[Start Data excerpts]
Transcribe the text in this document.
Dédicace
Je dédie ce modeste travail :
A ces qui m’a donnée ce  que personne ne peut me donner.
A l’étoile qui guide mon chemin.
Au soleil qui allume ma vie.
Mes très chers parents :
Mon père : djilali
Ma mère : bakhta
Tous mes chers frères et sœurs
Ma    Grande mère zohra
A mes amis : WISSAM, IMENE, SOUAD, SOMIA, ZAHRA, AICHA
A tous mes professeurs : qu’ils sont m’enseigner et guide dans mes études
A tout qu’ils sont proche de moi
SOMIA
[End Data excerpts]
> Aim of the task
Repeat the listing in full, keeping every line exactly as it is.

> Solution for this task
Transcribe the text in this document.
Dédicace
Je dédie ce modeste travail :
A ces qui m’a donnée ce  que personne ne peut me donner.
A l’étoile qui guide mon chemin.
Au soleil qui allume ma vie.
Mes très chers parents :
Mon père : djilali
Ma mère : bakhta
Tous mes chers frères et sœurs
Ma    Grande mère zohra
A mes amis : WISSAM, IMENE, SOUAD, SOMIA, ZAHRA, AICHA
A tous mes professeurs : qu’ils sont m’enseigner et guide dans mes études
A tout qu’ils sont proche de moi
SOMIA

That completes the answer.